[begin RECORDS FOR THE EXERCISE]

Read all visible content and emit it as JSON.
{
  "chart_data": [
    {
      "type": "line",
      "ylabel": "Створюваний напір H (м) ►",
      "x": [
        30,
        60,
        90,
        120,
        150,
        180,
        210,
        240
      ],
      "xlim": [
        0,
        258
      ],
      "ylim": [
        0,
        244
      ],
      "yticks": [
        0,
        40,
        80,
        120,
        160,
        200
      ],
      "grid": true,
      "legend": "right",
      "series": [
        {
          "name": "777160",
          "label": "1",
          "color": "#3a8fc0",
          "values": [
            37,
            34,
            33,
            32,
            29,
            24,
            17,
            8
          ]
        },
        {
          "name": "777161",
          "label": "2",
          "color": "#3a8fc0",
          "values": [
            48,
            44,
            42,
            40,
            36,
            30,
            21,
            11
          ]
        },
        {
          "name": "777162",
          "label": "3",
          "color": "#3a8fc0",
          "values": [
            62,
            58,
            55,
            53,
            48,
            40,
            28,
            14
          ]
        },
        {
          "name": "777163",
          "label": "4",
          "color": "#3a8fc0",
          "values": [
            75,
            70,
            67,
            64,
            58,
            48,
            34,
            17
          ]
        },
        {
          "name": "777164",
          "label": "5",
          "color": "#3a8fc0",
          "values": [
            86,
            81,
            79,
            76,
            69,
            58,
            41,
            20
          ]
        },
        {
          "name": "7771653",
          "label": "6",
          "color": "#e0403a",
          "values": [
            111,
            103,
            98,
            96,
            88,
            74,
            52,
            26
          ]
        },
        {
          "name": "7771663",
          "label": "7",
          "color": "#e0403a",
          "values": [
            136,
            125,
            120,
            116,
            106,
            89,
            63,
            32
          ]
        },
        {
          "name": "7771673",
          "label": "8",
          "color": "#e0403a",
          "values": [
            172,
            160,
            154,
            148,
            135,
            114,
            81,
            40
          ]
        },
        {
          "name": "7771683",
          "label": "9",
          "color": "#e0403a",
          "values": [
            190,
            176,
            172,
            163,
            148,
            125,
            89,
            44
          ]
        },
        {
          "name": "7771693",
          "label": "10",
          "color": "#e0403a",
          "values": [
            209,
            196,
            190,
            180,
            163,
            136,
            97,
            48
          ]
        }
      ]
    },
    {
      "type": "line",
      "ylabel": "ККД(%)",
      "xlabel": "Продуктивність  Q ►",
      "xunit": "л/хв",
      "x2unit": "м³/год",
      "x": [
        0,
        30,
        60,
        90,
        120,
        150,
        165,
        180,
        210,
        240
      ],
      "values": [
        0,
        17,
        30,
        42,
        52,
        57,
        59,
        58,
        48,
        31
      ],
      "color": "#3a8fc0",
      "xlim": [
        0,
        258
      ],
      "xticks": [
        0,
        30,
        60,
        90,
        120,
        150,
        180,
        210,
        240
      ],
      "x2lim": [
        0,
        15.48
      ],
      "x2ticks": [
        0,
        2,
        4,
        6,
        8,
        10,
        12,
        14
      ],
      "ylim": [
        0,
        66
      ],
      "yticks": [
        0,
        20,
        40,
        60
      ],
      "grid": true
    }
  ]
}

[end RECORDS FOR THE EXERCISE]

Each line of the listing should be copied exactly.

- **SOLUTION FOR THIS EXERCISE**
Read all visible content and emit it as JSON.
{
  "chart_data": [
    {
      "type": "line",
      "ylabel": "Створюваний напір H (м) ►",
      "x": [
        30,
        60,
        90,
        120,
        150,
        180,
        210,
        240
      ],
      "xlim": [
        0,
        258
      ],
      "ylim": [
        0,
        244
      ],
      "yticks": [
        0,
        40,
        80,
        120,
        160,
        200
      ],
      "grid": true,
      "legend": "right",
      "series": [
        {
          "name": "777160",
          "label": "1",
          "color": "#3a8fc0",
          "values": [
            37,
            34,
            33,
            32,
            29,
            24,
            17,
            8
          ]
        },
        {
          "name": "777161",
          "label": "2",
          "color": "#3a8fc0",
          "values": [
            48,
            44,
            42,
            40,
            36,
            30,
            21,
            11
          ]
        },
        {
          "name": "777162",
          "label": "3",
          "color": "#3a8fc0",
          "values": [
            62,
            58,
            55,
            53,
            48,
            40,
            28,
            14
          ]
        },
        {
          "name": "777163",
          "label": "4",
          "color": "#3a8fc0",
          "values": [
            75,
            70,
            67,
            64,
            58,
            48,
            34,
            17
          ]
        },
        {
          "name": "777164",
          "label": "5",
          "color": "#3a8fc0",
          "values": [
            86,
            81,
            79,
            76,
            69,
            58,
            41,
            20
          ]
        },
        {
          "name": "7771653",
          "label": "6",
          "color": "#e0403a",
          "values": [
            111,
            103,
            98,
            96,
            88,
            74,
            52,
            26
          ]
        },
        {
          "name": "7771663",
          "label": "7",
          "color": "#e0403a",
          "values": [
            136,
            125,
            120,
            116,
            106,
            89,
            63,
            32
          ]
        },
        {
          "name": "7771673",
          "label": "8",
          "color": "#e0403a",
          "values": [
            172,
            160,
            154,
            148,
            135,
            114,
            81,
            40
          ]
        },
        {
          "name": "7771683",
          "label": "9",
          "color": "#e0403a",
          "values": [
            190,
            176,
            172,
            163,
            148,
            125,
            89,
            44
          ]
        },
        {
          "name": "7771693",
          "label": "10",
          "color": "#e0403a",
          "values": [
            209,
            196,
            190,
            180,
            163,
            136,
            97,
            48
          ]
        }
      ]
    },
    {
      "type": "line",
      "ylabel": "ККД(%)",
      "xlabel": "Продуктивність  Q ►",
      "xunit": "л/хв",
      "x2unit": "м³/год",
      "x": [
        0,
        30,
        60,
        90,
        120,
        150,
        165,
        180,
        210,
        240
      ],
      "values": [
        0,
        17,
        30,
        42,
        52,
        57,
        59,
        58,
        48,
        31
      ],
      "color": "#3a8fc0",
      "xlim": [
        0,
        258
      ],
      "xticks": [
        0,
        30,
        60,
        90,
        120,
        150,
        180,
        210,
        240
      ],
      "x2lim": [
        0,
        15.48
      ],
      "x2ticks": [
        0,
        2,
        4,
        6,
        8,
        10,
        12,
        14
      ],
      "ylim": [
        0,
        66
      ],
      "yticks": [
        0,
        20,
        40,
        60
      ],
      "grid": true
    }
  ]
}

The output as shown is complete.